Estimating Downside Risk Effectively

More and more insurance producers are moving toward planning, specifically through the registered investment advisor route. For these advisors, the big question is not necessarily which portfolio should the client be invested in with all of their money, it’s how much of the client’s money belongs in investments, and how much money should be used to support basic needs with insurance products like annuities. These advisors can and should bridge the gap between the investment word and the insurance world.

Weighing Options
For instance, if a client has a $1,000,000 portfolio that consists of 50% stocks and 50% bonds, their downside risk exposure is roughly $350,000. So, if the client can’t get through retirement with $650,000, then they should probably be invested differently in the first place. That’s the question of risk capacity. Alternatively, if the same client has $500,000 in a fixed annuity and the remaining $500,000 in the market, the potential loss is $175,000 rather than $350,000. While the annuity won’t potentially drive the same long-term returns, it may be beneficial because of its principal protection and lack of correlation to market moves. If the client can get through retirement with $825,000, after accounting for the lower potential returns, then incorporating an annuity into the client’s overall plan is likely a better path.

RECORD LIST:

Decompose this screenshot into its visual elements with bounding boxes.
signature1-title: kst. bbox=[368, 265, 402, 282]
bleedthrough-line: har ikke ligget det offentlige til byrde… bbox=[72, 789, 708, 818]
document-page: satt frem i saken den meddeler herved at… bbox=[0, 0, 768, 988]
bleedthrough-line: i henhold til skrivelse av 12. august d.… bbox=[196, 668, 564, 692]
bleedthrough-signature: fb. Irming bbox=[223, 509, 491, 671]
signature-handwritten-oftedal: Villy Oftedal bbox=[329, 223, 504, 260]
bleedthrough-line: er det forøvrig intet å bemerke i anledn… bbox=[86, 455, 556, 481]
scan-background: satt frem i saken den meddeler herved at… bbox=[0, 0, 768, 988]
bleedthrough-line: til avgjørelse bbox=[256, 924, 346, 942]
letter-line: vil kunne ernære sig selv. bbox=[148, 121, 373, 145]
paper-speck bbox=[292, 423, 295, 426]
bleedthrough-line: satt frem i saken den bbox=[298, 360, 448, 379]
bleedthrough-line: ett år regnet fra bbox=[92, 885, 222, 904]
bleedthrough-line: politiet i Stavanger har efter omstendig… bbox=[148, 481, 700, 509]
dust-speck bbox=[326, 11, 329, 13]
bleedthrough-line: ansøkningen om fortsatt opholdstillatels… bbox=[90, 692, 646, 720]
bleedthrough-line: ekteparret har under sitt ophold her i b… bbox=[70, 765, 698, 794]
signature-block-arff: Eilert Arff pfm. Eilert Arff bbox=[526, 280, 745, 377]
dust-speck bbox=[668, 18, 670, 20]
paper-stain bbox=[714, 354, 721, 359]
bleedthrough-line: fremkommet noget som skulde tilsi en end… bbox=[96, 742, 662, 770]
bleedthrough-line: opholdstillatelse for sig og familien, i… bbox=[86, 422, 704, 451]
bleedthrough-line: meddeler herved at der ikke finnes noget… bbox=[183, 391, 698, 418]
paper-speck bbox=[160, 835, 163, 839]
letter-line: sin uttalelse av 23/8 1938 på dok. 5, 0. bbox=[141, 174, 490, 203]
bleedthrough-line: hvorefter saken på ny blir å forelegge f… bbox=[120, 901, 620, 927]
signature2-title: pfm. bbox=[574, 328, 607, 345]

SET TASKS:
(1) Using the downside risk text, state whether each statement agrees with it. Answer yes or no and quote the deciding words. (a) A $1,000,000 portfolio split evenly between stocks and bonds has a downside risk exposure of roughly $350,000. (b) If $500,000 sits in a fixed annuity and $500,000 in the market, the potential loss is $250,000. (c) The annuity can be expected to drive the same long-term returns as the market.
(2) Render the records as a JSON list of strings, one string per line. Start at the first line of the records and go up to and including the line containing "bleedthrough-line: ett år".

FULL ANSWERS:
(1)
(a) Yes: "their downside risk exposure is roughly $350,000"
(b) No: "the potential loss is $175,000 rather than $350,000"
(c) No: "While the annuity won’t potentially drive the same long-term returns"

(2)
[
  "Decompose this screenshot into its visual elements with bounding boxes.",
  "signature1-title: kst. bbox=[368, 265, 402, 282]",
  "bleedthrough-line: har ikke ligget det offentlige til byrde… bbox=[72, 789, 708, 818]",
  "document-page: satt frem i saken den meddeler herved at… bbox=[0, 0, 768, 988]",
  "bleedthrough-line: i henhold til skrivelse av 12. august d.… bbox=[196, 668, 564, 692]",
  "bleedthrough-signature: fb. Irming bbox=[223, 509, 491, 671]",
  "signature-handwritten-oftedal: Villy Oftedal bbox=[329, 223, 504, 260]",
  "bleedthrough-line: er det forøvrig intet å bemerke i anledn… bbox=[86, 455, 556, 481]",
  "scan-background: satt frem i saken den meddeler herved at… bbox=[0, 0, 768, 988]",
  "bleedthrough-line: til avgjørelse bbox=[256, 924, 346, 942]",
  "letter-line: vil kunne ernære sig selv. bbox=[148, 121, 373, 145]",
  "paper-speck bbox=[292, 423, 295, 426]",
  "bleedthrough-line: satt frem i saken den bbox=[298, 360, 448, 379]",
  "bleedthrough-line: ett år regnet fra bbox=[92, 885, 222, 904]"
]